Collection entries

§

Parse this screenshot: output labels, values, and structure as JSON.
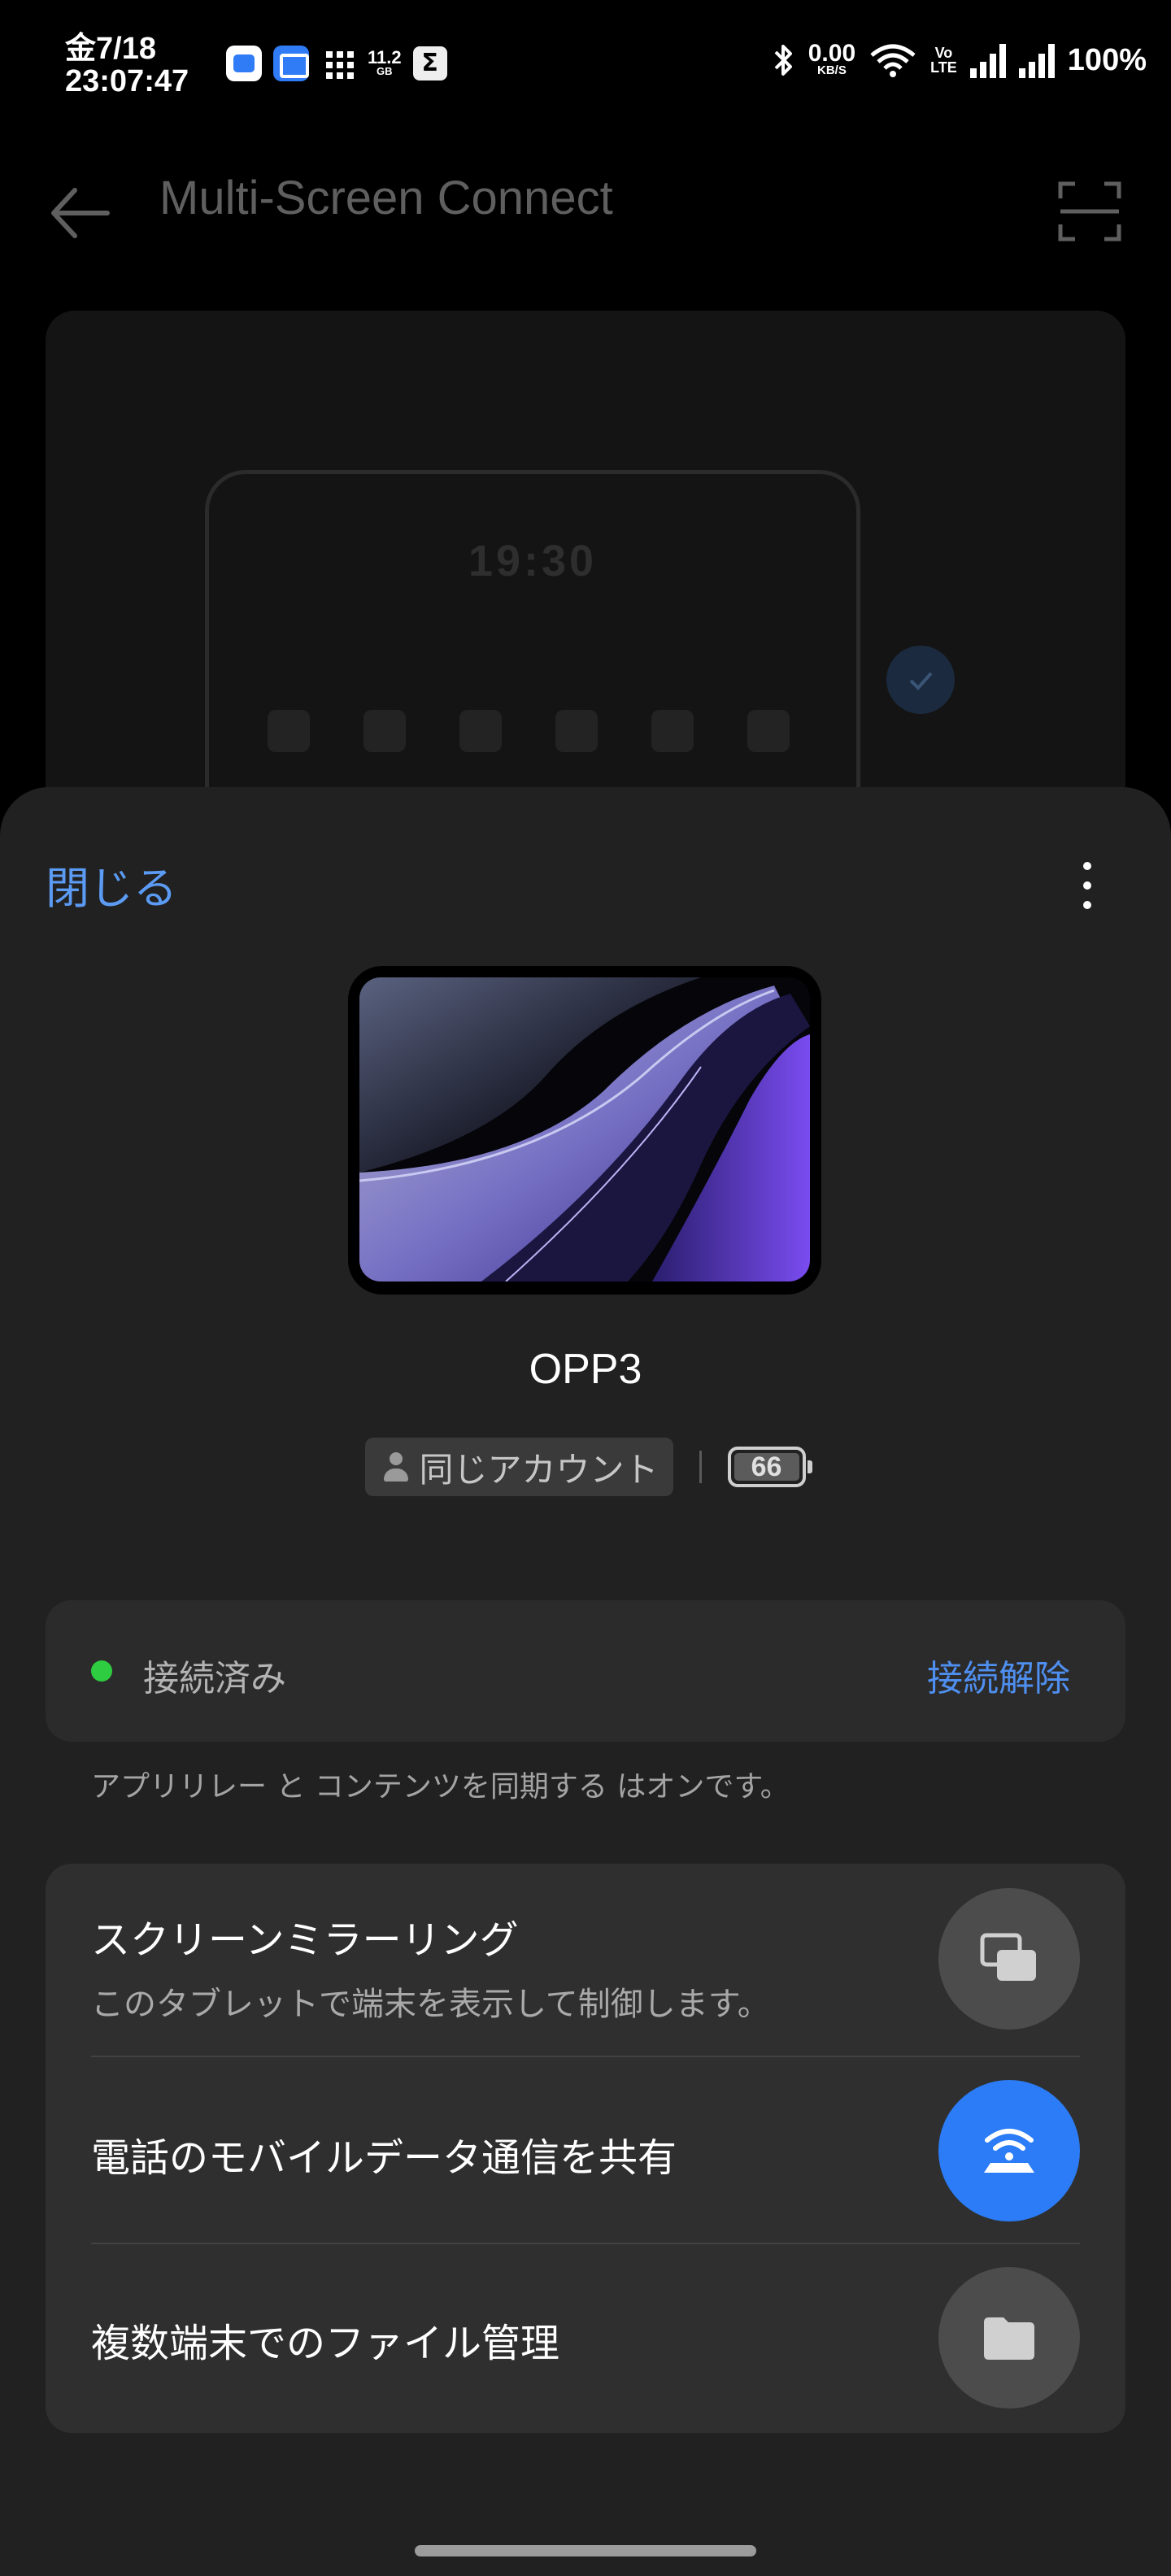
{
  "status_bar": {
    "date": "金7/18",
    "time": "23:07:47",
    "storage_value": "11.2",
    "storage_unit": "GB",
    "net_speed": "0.00",
    "net_speed_unit": "KB/S",
    "volte_top": "Vo",
    "volte_bottom": "LTE",
    "battery": "100%"
  },
  "header": {
    "title": "Multi-Screen Connect"
  },
  "preview": {
    "clock": "19:30"
  },
  "sheet": {
    "close_label": "閉じる",
    "device_name": "OPP3",
    "account_label": "同じアカウント",
    "battery_level": "66",
    "status_label": "接続済み",
    "disconnect_label": "接続解除",
    "note": "アプリリレー と コンテンツを同期する はオンです。",
    "features": [
      {
        "title": "スクリーンミラーリング",
        "subtitle": "このタブレットで端末を表示して制御します。",
        "icon": "screen-mirroring-icon",
        "active": false
      },
      {
        "title": "電話のモバイルデータ通信を共有",
        "subtitle": "",
        "icon": "mobile-hotspot-icon",
        "active": true
      },
      {
        "title": "複数端末でのファイル管理",
        "subtitle": "",
        "icon": "folder-icon",
        "active": false
      }
    ]
  },
  "colors": {
    "accent": "#4f8ff0",
    "active_button": "#2b7cf6",
    "connected": "#2ecc40"
  }
}
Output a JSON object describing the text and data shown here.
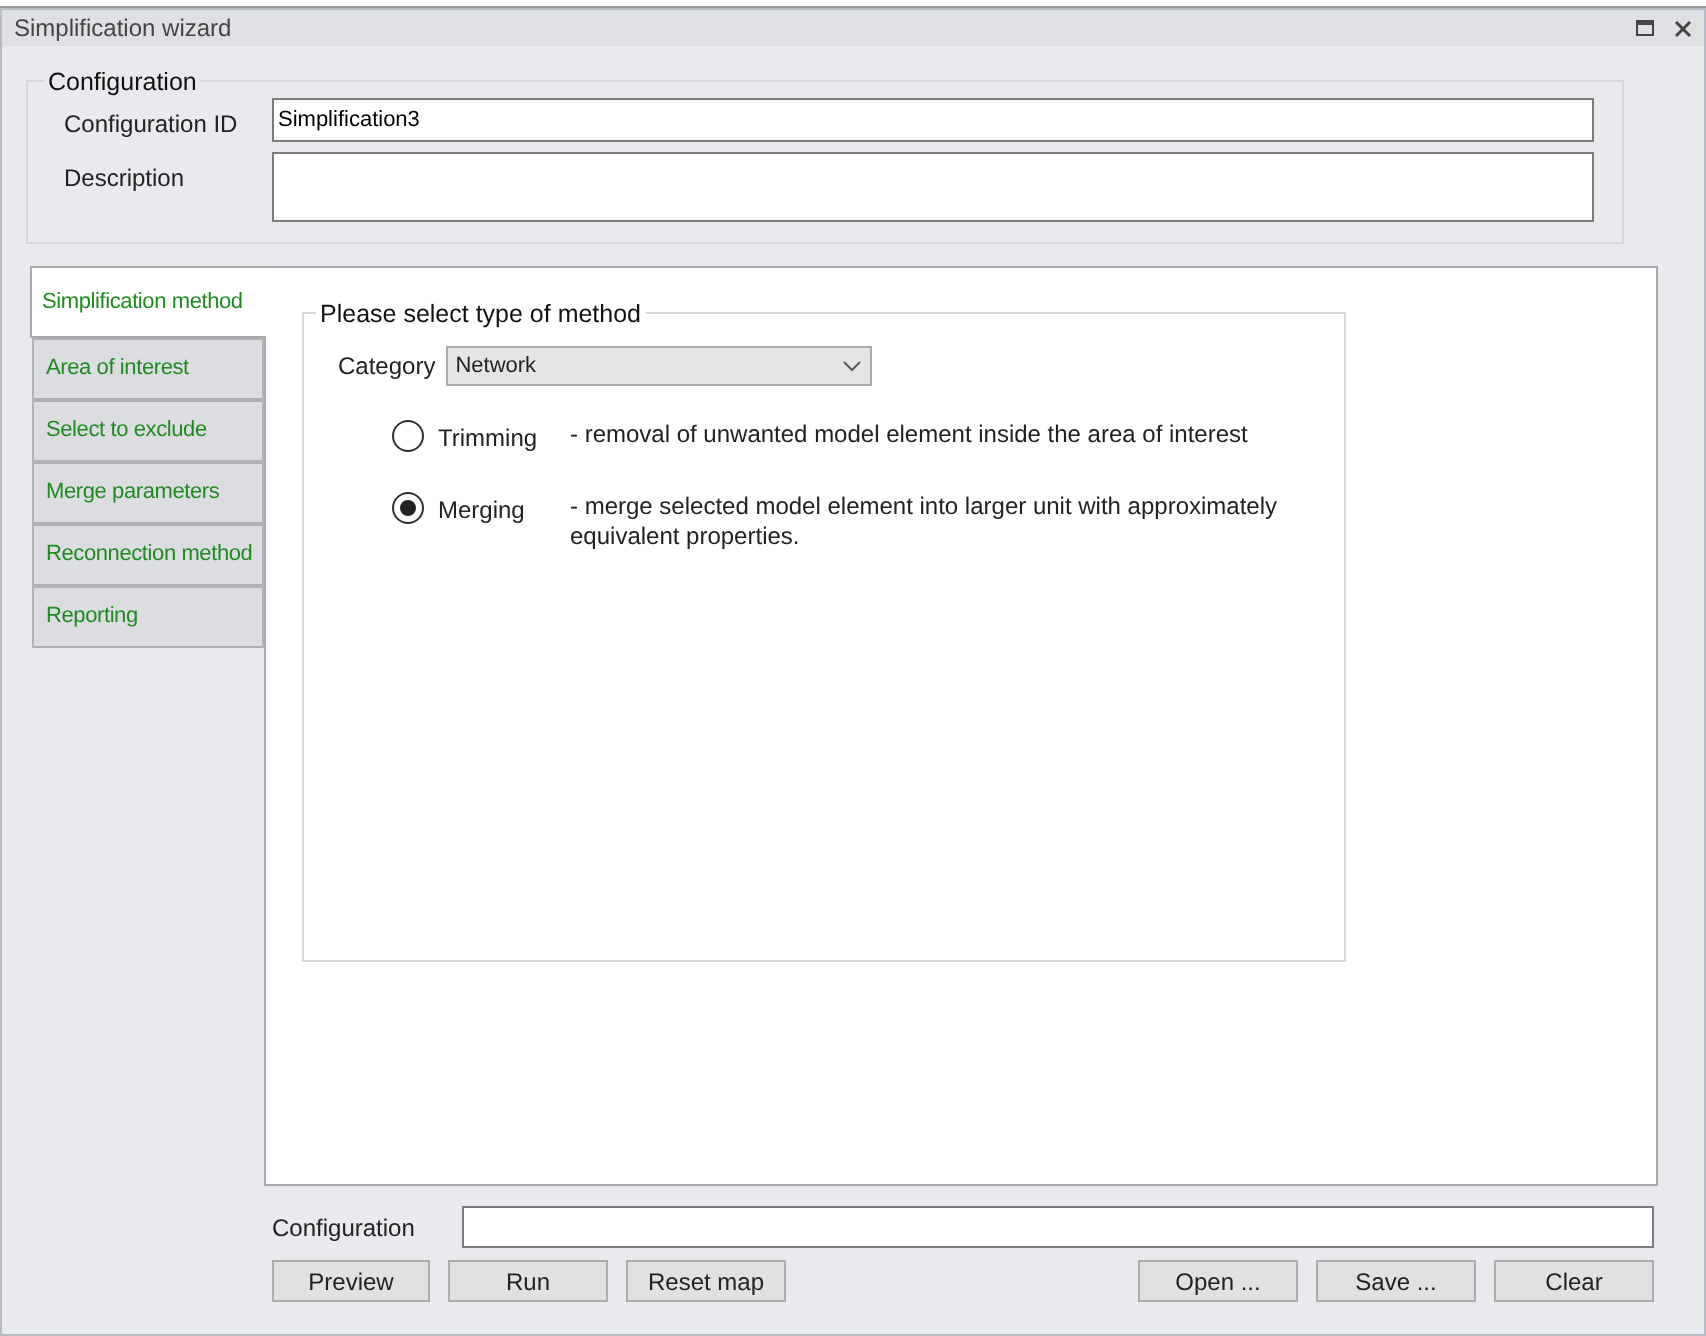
{
  "window": {
    "title": "Simplification wizard"
  },
  "configuration": {
    "legend": "Configuration",
    "id_label": "Configuration ID",
    "id_value": "Simplification3",
    "description_label": "Description"
  },
  "tabs": [
    {
      "label": "Simplification method",
      "selected": true
    },
    {
      "label": "Area of interest",
      "selected": false
    },
    {
      "label": "Select to exclude",
      "selected": false
    },
    {
      "label": "Merge parameters",
      "selected": false
    },
    {
      "label": "Reconnection method",
      "selected": false
    },
    {
      "label": "Reporting",
      "selected": false
    }
  ],
  "method_group": {
    "legend": "Please select type of method",
    "category_label": "Category",
    "category_value": "Network",
    "options": [
      {
        "label": "Trimming",
        "description": "- removal of unwanted model element inside the area of interest",
        "selected": false
      },
      {
        "label": "Merging",
        "description": "- merge selected model element into larger unit with approximately equivalent properties.",
        "selected": true
      }
    ]
  },
  "footer": {
    "configuration_label": "Configuration",
    "buttons_left": [
      "Preview",
      "Run",
      "Reset map"
    ],
    "buttons_right": [
      "Open ...",
      "Save ...",
      "Clear"
    ]
  }
}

§

## STATED TASK
Pictures are excluded; repeat every record exactly.

## WRITTEN RESPONSE
Parse this screenshot: output labels, values, and structure as JSON.
{
  "status_bar": {
    "date": "金7/18",
    "time": "23:07:47",
    "storage_value": "11.2",
    "storage_unit": "GB",
    "net_speed": "0.00",
    "net_speed_unit": "KB/S",
    "volte_top": "Vo",
    "volte_bottom": "LTE",
    "battery": "100%"
  },
  "header": {
    "title": "Multi-Screen Connect"
  },
  "preview": {
    "clock": "19:30"
  },
  "sheet": {
    "close_label": "閉じる",
    "device_name": "OPP3",
    "account_label": "同じアカウント",
    "battery_level": "66",
    "status_label": "接続済み",
    "disconnect_label": "接続解除",
    "note": "アプリリレー と コンテンツを同期する はオンです。",
    "features": [
      {
        "title": "スクリーンミラーリング",
        "subtitle": "このタブレットで端末を表示して制御します。",
        "icon": "screen-mirroring-icon",
        "active": false
      },
      {
        "title": "電話のモバイルデータ通信を共有",
        "subtitle": "",
        "icon": "mobile-hotspot-icon",
        "active": true
      },
      {
        "title": "複数端末でのファイル管理",
        "subtitle": "",
        "icon": "folder-icon",
        "active": false
      }
    ]
  },
  "colors": {
    "accent": "#4f8ff0",
    "active_button": "#2b7cf6",
    "connected": "#2ecc40"
  }
}
Output a JSON object describing the text and data shown here.
{
  "window": {
    "title": "Simplification wizard"
  },
  "configuration": {
    "legend": "Configuration",
    "id_label": "Configuration ID",
    "id_value": "Simplification3",
    "description_label": "Description"
  },
  "tabs": [
    {
      "label": "Simplification method",
      "selected": true
    },
    {
      "label": "Area of interest",
      "selected": false
    },
    {
      "label": "Select to exclude",
      "selected": false
    },
    {
      "label": "Merge parameters",
      "selected": false
    },
    {
      "label": "Reconnection method",
      "selected": false
    },
    {
      "label": "Reporting",
      "selected": false
    }
  ],
  "method_group": {
    "legend": "Please select type of method",
    "category_label": "Category",
    "category_value": "Network",
    "options": [
      {
        "label": "Trimming",
        "description": "- removal of unwanted model element inside the area of interest",
        "selected": false
      },
      {
        "label": "Merging",
        "description": "- merge selected model element into larger unit with approximately equivalent properties.",
        "selected": true
      }
    ]
  },
  "footer": {
    "configuration_label": "Configuration",
    "buttons_left": [
      "Preview",
      "Run",
      "Reset map"
    ],
    "buttons_right": [
      "Open ...",
      "Save ...",
      "Clear"
    ]
  }
}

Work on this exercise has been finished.